=== YOUR OBJECTIVE ===
Write out the material again exactly, please, and omit the pictures.

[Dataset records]
--------

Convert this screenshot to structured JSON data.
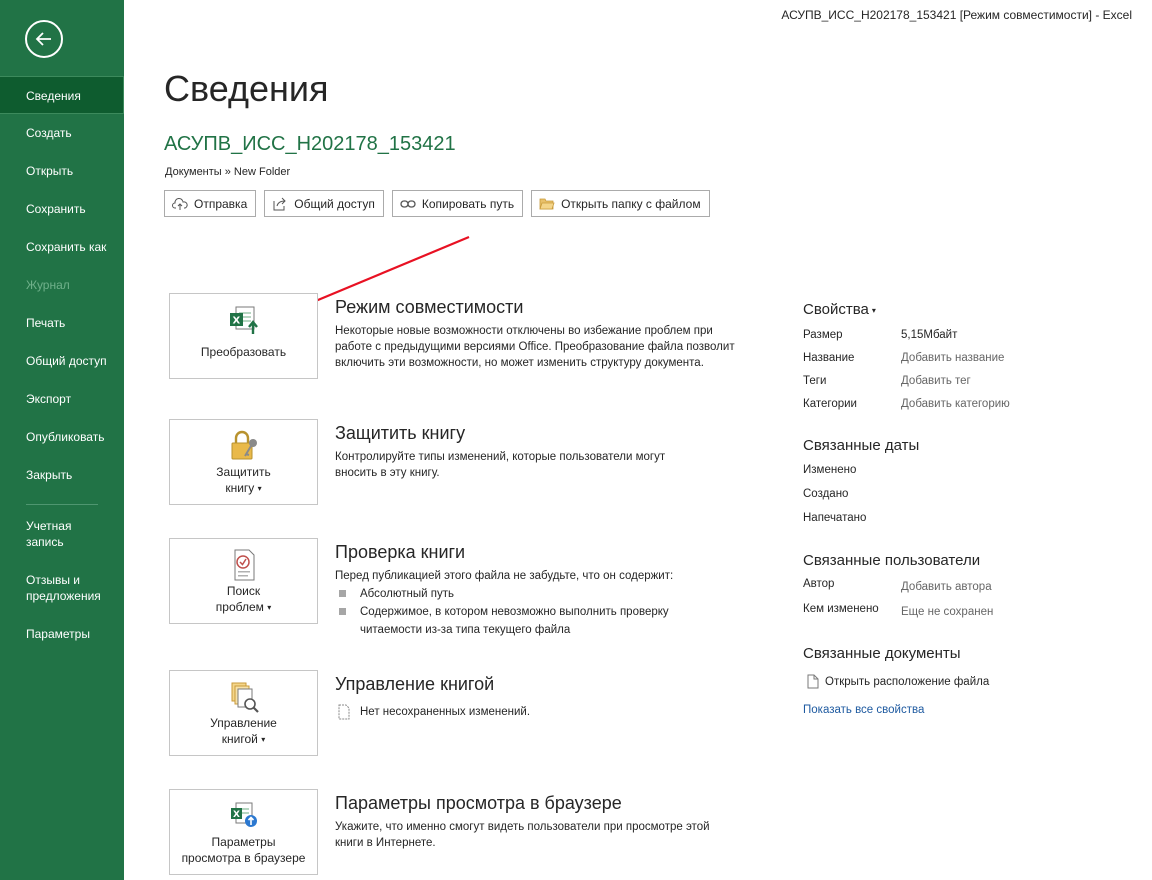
{
  "window": {
    "title": "АСУПВ_ИСС_Н202178_153421  [Режим совместимости]  -  Excel"
  },
  "sidebar": {
    "items": [
      {
        "label": "Сведения"
      },
      {
        "label": "Создать"
      },
      {
        "label": "Открыть"
      },
      {
        "label": "Сохранить"
      },
      {
        "label": "Сохранить как"
      },
      {
        "label": "Журнал"
      },
      {
        "label": "Печать"
      },
      {
        "label": "Общий доступ"
      },
      {
        "label": "Экспорт"
      },
      {
        "label": "Опубликовать"
      },
      {
        "label": "Закрыть"
      }
    ],
    "account": {
      "line1": "Учетная",
      "line2": "запись"
    },
    "feedback": {
      "line1": "Отзывы и",
      "line2": "предложения"
    },
    "options": "Параметры"
  },
  "header": {
    "title": "Сведения",
    "file_name": "АСУПВ_ИСС_Н202178_153421",
    "breadcrumb": "Документы » New Folder",
    "buttons": {
      "upload": "Отправка",
      "share": "Общий доступ",
      "copy_path": "Копировать путь",
      "open_folder": "Открыть папку с файлом"
    }
  },
  "sections": {
    "compat": {
      "button": "Преобразовать",
      "title": "Режим совместимости",
      "desc": "Некоторые новые возможности отключены во избежание проблем при работе с предыдущими версиями Office. Преобразование файла позволит включить эти возможности, но может изменить структуру документа."
    },
    "protect": {
      "button_line1": "Защитить",
      "button_line2": "книгу",
      "title": "Защитить книгу",
      "desc": "Контролируйте типы изменений, которые пользователи могут вносить в эту книгу."
    },
    "inspect": {
      "button_line1": "Поиск",
      "button_line2": "проблем",
      "title": "Проверка книги",
      "desc": "Перед публикацией этого файла не забудьте, что он содержит:",
      "bullets": [
        "Абсолютный путь",
        "Содержимое, в котором невозможно выполнить проверку читаемости из-за типа текущего файла"
      ]
    },
    "manage": {
      "button_line1": "Управление",
      "button_line2": "книгой",
      "title": "Управление книгой",
      "status": "Нет несохраненных изменений."
    },
    "browser": {
      "button_line1": "Параметры",
      "button_line2": "просмотра в браузере",
      "title": "Параметры просмотра в браузере",
      "desc": "Укажите, что именно смогут видеть пользователи при просмотре этой книги в Интернете."
    }
  },
  "properties": {
    "title": "Свойства",
    "rows": [
      {
        "label": "Размер",
        "value": "5,15Мбайт"
      },
      {
        "label": "Название",
        "value": "Добавить название"
      },
      {
        "label": "Теги",
        "value": "Добавить тег"
      },
      {
        "label": "Категории",
        "value": "Добавить категорию"
      }
    ],
    "dates_title": "Связанные даты",
    "dates": [
      "Изменено",
      "Создано",
      "Напечатано"
    ],
    "people_title": "Связанные пользователи",
    "people": [
      {
        "label": "Автор",
        "value": "Добавить автора"
      },
      {
        "label": "Кем изменено",
        "value": "Еще не сохранен"
      }
    ],
    "docs_title": "Связанные документы",
    "open_location": "Открыть расположение файла",
    "show_all": "Показать все свойства"
  },
  "colors": {
    "accent": "#217346",
    "arrow": "#e81123",
    "link": "#1e5aa0"
  }
}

--------

=== OUTPUT OF THE TASK ===
Convert this screenshot to structured JSON data.
{
  "window": {
    "title": "АСУПВ_ИСС_Н202178_153421  [Режим совместимости]  -  Excel"
  },
  "sidebar": {
    "items": [
      {
        "label": "Сведения"
      },
      {
        "label": "Создать"
      },
      {
        "label": "Открыть"
      },
      {
        "label": "Сохранить"
      },
      {
        "label": "Сохранить как"
      },
      {
        "label": "Журнал"
      },
      {
        "label": "Печать"
      },
      {
        "label": "Общий доступ"
      },
      {
        "label": "Экспорт"
      },
      {
        "label": "Опубликовать"
      },
      {
        "label": "Закрыть"
      }
    ],
    "account": {
      "line1": "Учетная",
      "line2": "запись"
    },
    "feedback": {
      "line1": "Отзывы и",
      "line2": "предложения"
    },
    "options": "Параметры"
  },
  "header": {
    "title": "Сведения",
    "file_name": "АСУПВ_ИСС_Н202178_153421",
    "breadcrumb": "Документы » New Folder",
    "buttons": {
      "upload": "Отправка",
      "share": "Общий доступ",
      "copy_path": "Копировать путь",
      "open_folder": "Открыть папку с файлом"
    }
  },
  "sections": {
    "compat": {
      "button": "Преобразовать",
      "title": "Режим совместимости",
      "desc": "Некоторые новые возможности отключены во избежание проблем при работе с предыдущими версиями Office. Преобразование файла позволит включить эти возможности, но может изменить структуру документа."
    },
    "protect": {
      "button_line1": "Защитить",
      "button_line2": "книгу",
      "title": "Защитить книгу",
      "desc": "Контролируйте типы изменений, которые пользователи могут вносить в эту книгу."
    },
    "inspect": {
      "button_line1": "Поиск",
      "button_line2": "проблем",
      "title": "Проверка книги",
      "desc": "Перед публикацией этого файла не забудьте, что он содержит:",
      "bullets": [
        "Абсолютный путь",
        "Содержимое, в котором невозможно выполнить проверку читаемости из-за типа текущего файла"
      ]
    },
    "manage": {
      "button_line1": "Управление",
      "button_line2": "книгой",
      "title": "Управление книгой",
      "status": "Нет несохраненных изменений."
    },
    "browser": {
      "button_line1": "Параметры",
      "button_line2": "просмотра в браузере",
      "title": "Параметры просмотра в браузере",
      "desc": "Укажите, что именно смогут видеть пользователи при просмотре этой книги в Интернете."
    }
  },
  "properties": {
    "title": "Свойства",
    "rows": [
      {
        "label": "Размер",
        "value": "5,15Мбайт"
      },
      {
        "label": "Название",
        "value": "Добавить название"
      },
      {
        "label": "Теги",
        "value": "Добавить тег"
      },
      {
        "label": "Категории",
        "value": "Добавить категорию"
      }
    ],
    "dates_title": "Связанные даты",
    "dates": [
      "Изменено",
      "Создано",
      "Напечатано"
    ],
    "people_title": "Связанные пользователи",
    "people": [
      {
        "label": "Автор",
        "value": "Добавить автора"
      },
      {
        "label": "Кем изменено",
        "value": "Еще не сохранен"
      }
    ],
    "docs_title": "Связанные документы",
    "open_location": "Открыть расположение файла",
    "show_all": "Показать все свойства"
  },
  "colors": {
    "accent": "#217346",
    "arrow": "#e81123",
    "link": "#1e5aa0"
  }
}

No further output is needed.